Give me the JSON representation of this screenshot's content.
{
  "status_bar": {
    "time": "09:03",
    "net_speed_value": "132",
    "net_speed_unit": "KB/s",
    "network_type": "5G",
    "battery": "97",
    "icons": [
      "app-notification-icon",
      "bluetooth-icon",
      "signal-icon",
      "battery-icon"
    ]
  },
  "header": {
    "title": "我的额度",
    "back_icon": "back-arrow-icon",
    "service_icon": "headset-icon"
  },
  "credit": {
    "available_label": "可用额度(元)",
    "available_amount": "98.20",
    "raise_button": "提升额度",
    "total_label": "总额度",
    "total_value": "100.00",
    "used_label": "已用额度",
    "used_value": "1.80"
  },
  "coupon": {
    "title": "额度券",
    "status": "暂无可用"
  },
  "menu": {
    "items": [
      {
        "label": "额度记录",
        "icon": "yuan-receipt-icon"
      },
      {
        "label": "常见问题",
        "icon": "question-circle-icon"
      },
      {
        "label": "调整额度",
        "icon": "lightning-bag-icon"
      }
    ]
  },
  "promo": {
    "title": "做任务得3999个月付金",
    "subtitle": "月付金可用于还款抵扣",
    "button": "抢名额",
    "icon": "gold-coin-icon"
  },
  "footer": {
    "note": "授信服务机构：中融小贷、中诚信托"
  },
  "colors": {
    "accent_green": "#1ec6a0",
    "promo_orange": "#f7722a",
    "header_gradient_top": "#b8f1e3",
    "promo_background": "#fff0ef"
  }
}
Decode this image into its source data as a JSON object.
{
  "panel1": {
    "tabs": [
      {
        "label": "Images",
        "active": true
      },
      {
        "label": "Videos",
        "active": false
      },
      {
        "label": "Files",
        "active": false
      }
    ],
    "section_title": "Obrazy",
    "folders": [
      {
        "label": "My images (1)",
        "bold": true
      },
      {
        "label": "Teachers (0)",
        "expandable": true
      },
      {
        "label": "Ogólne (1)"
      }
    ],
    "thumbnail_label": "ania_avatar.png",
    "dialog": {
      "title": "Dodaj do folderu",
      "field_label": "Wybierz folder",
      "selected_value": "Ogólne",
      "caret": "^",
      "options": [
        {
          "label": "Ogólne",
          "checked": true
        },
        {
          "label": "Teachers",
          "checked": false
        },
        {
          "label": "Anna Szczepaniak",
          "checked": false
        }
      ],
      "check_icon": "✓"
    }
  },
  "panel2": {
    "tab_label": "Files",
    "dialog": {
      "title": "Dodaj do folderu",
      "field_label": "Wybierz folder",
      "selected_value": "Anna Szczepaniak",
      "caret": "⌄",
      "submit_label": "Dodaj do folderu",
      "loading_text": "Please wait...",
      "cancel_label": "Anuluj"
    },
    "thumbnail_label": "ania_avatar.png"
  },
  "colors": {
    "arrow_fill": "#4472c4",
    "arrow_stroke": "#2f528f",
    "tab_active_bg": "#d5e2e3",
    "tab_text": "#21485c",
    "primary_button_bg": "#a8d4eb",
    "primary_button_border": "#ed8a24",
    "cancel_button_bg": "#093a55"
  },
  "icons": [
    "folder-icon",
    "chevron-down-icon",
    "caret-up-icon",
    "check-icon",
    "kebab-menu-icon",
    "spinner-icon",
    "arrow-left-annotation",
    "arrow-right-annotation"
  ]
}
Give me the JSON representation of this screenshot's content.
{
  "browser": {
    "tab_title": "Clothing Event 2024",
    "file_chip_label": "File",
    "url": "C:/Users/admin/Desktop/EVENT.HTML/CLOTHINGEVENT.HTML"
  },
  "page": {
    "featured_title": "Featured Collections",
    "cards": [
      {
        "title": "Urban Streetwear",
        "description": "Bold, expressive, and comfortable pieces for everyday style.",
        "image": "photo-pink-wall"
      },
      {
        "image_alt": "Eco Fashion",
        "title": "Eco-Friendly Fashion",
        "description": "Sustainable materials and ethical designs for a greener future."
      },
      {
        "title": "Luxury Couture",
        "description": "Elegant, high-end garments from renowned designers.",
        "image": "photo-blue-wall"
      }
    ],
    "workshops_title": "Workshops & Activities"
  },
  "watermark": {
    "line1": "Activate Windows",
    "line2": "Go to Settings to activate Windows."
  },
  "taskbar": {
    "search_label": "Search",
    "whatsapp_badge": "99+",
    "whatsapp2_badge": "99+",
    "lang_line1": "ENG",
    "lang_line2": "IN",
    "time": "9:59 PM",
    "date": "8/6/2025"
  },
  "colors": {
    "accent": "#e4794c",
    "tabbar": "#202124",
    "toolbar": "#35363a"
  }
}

================================

• What is required:
Quote the data above in full, changing nothing.

• Output for this task:
Give me the JSON representation of this screenshot's content.
{
  "status_bar": {
    "time": "09:03",
    "net_speed_value": "132",
    "net_speed_unit": "KB/s",
    "network_type": "5G",
    "battery": "97",
    "icons": [
      "app-notification-icon",
      "bluetooth-icon",
      "signal-icon",
      "battery-icon"
    ]
  },
  "header": {
    "title": "我的额度",
    "back_icon": "back-arrow-icon",
    "service_icon": "headset-icon"
  },
  "credit": {
    "available_label": "可用额度(元)",
    "available_amount": "98.20",
    "raise_button": "提升额度",
    "total_label": "总额度",
    "total_value": "100.00",
    "used_label": "已用额度",
    "used_value": "1.80"
  },
  "coupon": {
    "title": "额度券",
    "status": "暂无可用"
  },
  "menu": {
    "items": [
      {
        "label": "额度记录",
        "icon": "yuan-receipt-icon"
      },
      {
        "label": "常见问题",
        "icon": "question-circle-icon"
      },
      {
        "label": "调整额度",
        "icon": "lightning-bag-icon"
      }
    ]
  },
  "promo": {
    "title": "做任务得3999个月付金",
    "subtitle": "月付金可用于还款抵扣",
    "button": "抢名额",
    "icon": "gold-coin-icon"
  },
  "footer": {
    "note": "授信服务机构：中融小贷、中诚信托"
  },
  "colors": {
    "accent_green": "#1ec6a0",
    "promo_orange": "#f7722a",
    "header_gradient_top": "#b8f1e3",
    "promo_background": "#fff0ef"
  }
}
Decode this image into its source data as a JSON object.
{
  "panel1": {
    "tabs": [
      {
        "label": "Images",
        "active": true
      },
      {
        "label": "Videos",
        "active": false
      },
      {
        "label": "Files",
        "active": false
      }
    ],
    "section_title": "Obrazy",
    "folders": [
      {
        "label": "My images (1)",
        "bold": true
      },
      {
        "label": "Teachers (0)",
        "expandable": true
      },
      {
        "label": "Ogólne (1)"
      }
    ],
    "thumbnail_label": "ania_avatar.png",
    "dialog": {
      "title": "Dodaj do folderu",
      "field_label": "Wybierz folder",
      "selected_value": "Ogólne",
      "caret": "^",
      "options": [
        {
          "label": "Ogólne",
          "checked": true
        },
        {
          "label": "Teachers",
          "checked": false
        },
        {
          "label": "Anna Szczepaniak",
          "checked": false
        }
      ],
      "check_icon": "✓"
    }
  },
  "panel2": {
    "tab_label": "Files",
    "dialog": {
      "title": "Dodaj do folderu",
      "field_label": "Wybierz folder",
      "selected_value": "Anna Szczepaniak",
      "caret": "⌄",
      "submit_label": "Dodaj do folderu",
      "loading_text": "Please wait...",
      "cancel_label": "Anuluj"
    },
    "thumbnail_label": "ania_avatar.png"
  },
  "colors": {
    "arrow_fill": "#4472c4",
    "arrow_stroke": "#2f528f",
    "tab_active_bg": "#d5e2e3",
    "tab_text": "#21485c",
    "primary_button_bg": "#a8d4eb",
    "primary_button_border": "#ed8a24",
    "cancel_button_bg": "#093a55"
  },
  "icons": [
    "folder-icon",
    "chevron-down-icon",
    "caret-up-icon",
    "check-icon",
    "kebab-menu-icon",
    "spinner-icon",
    "arrow-left-annotation",
    "arrow-right-annotation"
  ]
}
Give me the JSON representation of this screenshot's content.
{
  "browser": {
    "tab_title": "Clothing Event 2024",
    "file_chip_label": "File",
    "url": "C:/Users/admin/Desktop/EVENT.HTML/CLOTHINGEVENT.HTML"
  },
  "page": {
    "featured_title": "Featured Collections",
    "cards": [
      {
        "title": "Urban Streetwear",
        "description": "Bold, expressive, and comfortable pieces for everyday style.",
        "image": "photo-pink-wall"
      },
      {
        "image_alt": "Eco Fashion",
        "title": "Eco-Friendly Fashion",
        "description": "Sustainable materials and ethical designs for a greener future."
      },
      {
        "title": "Luxury Couture",
        "description": "Elegant, high-end garments from renowned designers.",
        "image": "photo-blue-wall"
      }
    ],
    "workshops_title": "Workshops & Activities"
  },
  "watermark": {
    "line1": "Activate Windows",
    "line2": "Go to Settings to activate Windows."
  },
  "taskbar": {
    "search_label": "Search",
    "whatsapp_badge": "99+",
    "whatsapp2_badge": "99+",
    "lang_line1": "ENG",
    "lang_line2": "IN",
    "time": "9:59 PM",
    "date": "8/6/2025"
  },
  "colors": {
    "accent": "#e4794c",
    "tabbar": "#202124",
    "toolbar": "#35363a"
  }
}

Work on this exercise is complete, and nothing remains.